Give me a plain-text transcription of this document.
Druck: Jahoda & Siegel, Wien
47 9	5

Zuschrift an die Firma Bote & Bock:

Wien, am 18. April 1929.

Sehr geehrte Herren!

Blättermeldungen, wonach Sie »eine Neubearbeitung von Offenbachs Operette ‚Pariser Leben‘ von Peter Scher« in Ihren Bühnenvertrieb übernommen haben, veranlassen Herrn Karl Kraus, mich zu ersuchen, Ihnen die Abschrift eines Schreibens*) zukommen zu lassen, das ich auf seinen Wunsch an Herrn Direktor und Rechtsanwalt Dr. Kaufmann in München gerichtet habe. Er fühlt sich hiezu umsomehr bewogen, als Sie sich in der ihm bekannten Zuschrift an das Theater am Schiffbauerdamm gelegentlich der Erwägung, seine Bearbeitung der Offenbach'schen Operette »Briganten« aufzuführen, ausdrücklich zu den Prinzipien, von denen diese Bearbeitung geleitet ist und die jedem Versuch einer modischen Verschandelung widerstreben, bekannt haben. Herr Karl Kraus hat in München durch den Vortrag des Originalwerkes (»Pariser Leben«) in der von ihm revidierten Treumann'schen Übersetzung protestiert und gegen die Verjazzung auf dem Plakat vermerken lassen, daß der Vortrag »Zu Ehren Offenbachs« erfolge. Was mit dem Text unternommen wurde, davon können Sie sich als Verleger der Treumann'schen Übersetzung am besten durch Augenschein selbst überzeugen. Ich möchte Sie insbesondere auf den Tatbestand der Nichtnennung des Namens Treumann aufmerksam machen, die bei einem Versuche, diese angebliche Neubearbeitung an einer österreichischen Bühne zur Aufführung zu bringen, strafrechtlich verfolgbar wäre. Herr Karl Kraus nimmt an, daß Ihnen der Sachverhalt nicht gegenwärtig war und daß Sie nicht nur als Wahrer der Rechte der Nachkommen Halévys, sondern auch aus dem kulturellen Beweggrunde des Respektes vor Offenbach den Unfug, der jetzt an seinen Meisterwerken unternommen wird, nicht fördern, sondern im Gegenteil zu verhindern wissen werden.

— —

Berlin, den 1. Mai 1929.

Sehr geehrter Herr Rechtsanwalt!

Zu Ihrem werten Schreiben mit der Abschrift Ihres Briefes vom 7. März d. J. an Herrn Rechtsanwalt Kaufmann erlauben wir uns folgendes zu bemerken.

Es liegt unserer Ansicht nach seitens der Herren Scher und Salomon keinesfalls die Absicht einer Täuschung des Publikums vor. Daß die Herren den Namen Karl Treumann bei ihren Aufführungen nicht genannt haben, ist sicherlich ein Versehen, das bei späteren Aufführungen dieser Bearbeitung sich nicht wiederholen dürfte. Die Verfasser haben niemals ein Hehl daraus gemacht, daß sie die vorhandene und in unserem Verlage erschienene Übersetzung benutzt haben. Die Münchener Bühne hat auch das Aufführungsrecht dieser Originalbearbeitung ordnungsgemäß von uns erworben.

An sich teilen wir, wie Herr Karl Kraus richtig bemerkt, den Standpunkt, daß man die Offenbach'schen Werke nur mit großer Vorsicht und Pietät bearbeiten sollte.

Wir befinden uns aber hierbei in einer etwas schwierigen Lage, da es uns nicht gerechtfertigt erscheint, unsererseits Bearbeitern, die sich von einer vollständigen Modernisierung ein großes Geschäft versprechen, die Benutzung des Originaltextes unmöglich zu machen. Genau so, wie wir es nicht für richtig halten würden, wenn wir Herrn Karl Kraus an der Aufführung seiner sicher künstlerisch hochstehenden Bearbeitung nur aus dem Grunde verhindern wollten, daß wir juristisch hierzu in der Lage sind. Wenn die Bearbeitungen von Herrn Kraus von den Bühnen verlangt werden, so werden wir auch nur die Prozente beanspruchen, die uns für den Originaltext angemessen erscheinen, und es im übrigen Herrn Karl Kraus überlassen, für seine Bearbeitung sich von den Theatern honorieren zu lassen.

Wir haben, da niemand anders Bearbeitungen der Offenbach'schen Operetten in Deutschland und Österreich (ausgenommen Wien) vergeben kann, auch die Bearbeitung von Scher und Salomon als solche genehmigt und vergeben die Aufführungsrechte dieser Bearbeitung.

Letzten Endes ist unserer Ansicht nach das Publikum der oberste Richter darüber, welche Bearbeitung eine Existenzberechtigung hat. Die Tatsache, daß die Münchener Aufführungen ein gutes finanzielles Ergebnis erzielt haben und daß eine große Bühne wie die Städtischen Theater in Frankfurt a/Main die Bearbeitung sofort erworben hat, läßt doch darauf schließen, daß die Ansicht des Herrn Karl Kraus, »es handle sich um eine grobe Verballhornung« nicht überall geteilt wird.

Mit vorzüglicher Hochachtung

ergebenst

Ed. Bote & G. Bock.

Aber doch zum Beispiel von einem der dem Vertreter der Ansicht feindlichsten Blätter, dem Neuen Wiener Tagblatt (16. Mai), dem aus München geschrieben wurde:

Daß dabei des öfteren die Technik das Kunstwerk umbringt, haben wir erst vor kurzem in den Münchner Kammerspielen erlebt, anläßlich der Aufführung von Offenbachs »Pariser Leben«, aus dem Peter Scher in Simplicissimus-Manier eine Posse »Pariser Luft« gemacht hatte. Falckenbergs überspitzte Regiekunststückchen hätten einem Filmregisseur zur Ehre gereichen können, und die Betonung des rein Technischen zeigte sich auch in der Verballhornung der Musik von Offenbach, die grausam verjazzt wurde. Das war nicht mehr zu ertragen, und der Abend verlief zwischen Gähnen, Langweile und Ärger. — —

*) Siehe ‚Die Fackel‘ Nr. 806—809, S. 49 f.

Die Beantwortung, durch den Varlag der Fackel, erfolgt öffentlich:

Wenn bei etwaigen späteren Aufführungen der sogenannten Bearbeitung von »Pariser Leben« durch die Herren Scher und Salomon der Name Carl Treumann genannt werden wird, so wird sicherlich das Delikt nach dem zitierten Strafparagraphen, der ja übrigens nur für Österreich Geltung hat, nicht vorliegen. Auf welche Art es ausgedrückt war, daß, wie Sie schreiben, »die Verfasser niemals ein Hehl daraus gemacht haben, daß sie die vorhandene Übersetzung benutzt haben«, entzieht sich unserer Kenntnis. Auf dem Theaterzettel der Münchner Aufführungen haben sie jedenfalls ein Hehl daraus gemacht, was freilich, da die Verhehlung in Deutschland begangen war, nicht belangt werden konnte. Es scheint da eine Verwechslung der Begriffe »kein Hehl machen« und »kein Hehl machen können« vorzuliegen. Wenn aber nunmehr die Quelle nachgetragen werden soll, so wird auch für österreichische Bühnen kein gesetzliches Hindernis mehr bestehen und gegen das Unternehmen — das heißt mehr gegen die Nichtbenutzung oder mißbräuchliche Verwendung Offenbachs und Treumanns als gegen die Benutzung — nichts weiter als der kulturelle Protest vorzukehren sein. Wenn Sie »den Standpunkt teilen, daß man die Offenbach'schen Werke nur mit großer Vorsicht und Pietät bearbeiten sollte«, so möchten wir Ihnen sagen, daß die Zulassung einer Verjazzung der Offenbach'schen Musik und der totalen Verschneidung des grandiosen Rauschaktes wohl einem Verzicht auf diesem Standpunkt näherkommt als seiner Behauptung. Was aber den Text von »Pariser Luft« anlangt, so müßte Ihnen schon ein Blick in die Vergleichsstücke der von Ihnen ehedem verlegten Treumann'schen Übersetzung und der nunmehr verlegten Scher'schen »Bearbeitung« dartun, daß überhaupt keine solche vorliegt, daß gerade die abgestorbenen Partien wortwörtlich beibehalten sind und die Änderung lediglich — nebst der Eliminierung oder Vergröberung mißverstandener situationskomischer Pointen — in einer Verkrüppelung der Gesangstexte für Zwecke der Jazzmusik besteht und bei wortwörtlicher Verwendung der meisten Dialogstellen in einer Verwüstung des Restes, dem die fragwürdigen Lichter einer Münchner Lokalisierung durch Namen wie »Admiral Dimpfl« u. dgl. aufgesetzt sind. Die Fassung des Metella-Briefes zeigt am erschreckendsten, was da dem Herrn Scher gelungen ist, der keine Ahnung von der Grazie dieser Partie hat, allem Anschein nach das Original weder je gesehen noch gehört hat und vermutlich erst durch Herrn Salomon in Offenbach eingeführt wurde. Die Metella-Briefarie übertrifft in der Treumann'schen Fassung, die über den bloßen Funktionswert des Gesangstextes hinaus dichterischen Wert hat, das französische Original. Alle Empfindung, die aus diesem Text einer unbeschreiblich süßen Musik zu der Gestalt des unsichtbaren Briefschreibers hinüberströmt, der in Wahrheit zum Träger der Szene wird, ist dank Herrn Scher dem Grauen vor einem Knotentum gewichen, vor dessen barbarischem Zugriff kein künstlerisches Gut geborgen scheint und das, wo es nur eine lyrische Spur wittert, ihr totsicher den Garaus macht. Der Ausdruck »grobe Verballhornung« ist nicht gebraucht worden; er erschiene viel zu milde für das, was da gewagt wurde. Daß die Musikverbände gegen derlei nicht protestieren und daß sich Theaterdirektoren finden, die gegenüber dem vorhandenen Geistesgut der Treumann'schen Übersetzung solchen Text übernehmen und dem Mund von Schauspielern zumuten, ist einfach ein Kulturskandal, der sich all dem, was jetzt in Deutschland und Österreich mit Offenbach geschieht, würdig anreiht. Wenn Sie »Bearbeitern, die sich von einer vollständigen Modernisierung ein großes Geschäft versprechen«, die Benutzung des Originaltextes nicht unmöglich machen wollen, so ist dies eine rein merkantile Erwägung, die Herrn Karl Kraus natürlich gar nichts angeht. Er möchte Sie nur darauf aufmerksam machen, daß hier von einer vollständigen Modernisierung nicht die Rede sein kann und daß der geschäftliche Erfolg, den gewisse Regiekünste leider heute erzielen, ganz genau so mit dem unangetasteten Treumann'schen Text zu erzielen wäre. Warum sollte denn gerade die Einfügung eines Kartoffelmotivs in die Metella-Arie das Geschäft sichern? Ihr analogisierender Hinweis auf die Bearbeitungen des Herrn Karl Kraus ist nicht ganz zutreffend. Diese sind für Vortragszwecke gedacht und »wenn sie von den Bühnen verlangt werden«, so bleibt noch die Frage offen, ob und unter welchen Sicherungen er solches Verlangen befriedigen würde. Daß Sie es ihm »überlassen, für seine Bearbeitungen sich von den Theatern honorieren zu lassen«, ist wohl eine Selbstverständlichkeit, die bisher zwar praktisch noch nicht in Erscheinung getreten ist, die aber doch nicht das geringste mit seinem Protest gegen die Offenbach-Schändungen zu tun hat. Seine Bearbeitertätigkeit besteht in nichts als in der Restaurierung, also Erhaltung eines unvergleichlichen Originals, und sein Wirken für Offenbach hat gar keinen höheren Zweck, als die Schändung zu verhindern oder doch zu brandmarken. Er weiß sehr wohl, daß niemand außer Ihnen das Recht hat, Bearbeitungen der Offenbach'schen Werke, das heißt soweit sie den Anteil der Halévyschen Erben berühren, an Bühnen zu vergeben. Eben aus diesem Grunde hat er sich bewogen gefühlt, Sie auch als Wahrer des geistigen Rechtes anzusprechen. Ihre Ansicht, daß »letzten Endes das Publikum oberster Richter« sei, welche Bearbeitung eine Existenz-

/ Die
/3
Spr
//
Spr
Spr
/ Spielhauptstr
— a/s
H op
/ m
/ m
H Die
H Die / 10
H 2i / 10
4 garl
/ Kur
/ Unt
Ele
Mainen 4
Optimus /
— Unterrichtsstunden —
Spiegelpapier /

◇ ◇ ◇ ◇ ◇ ◇ ◇

EXERCISE
Looking at the data above, how many lines hold the string "Bote"? Reply with only the number.

RESPONSE TO THIS EXERCISE
2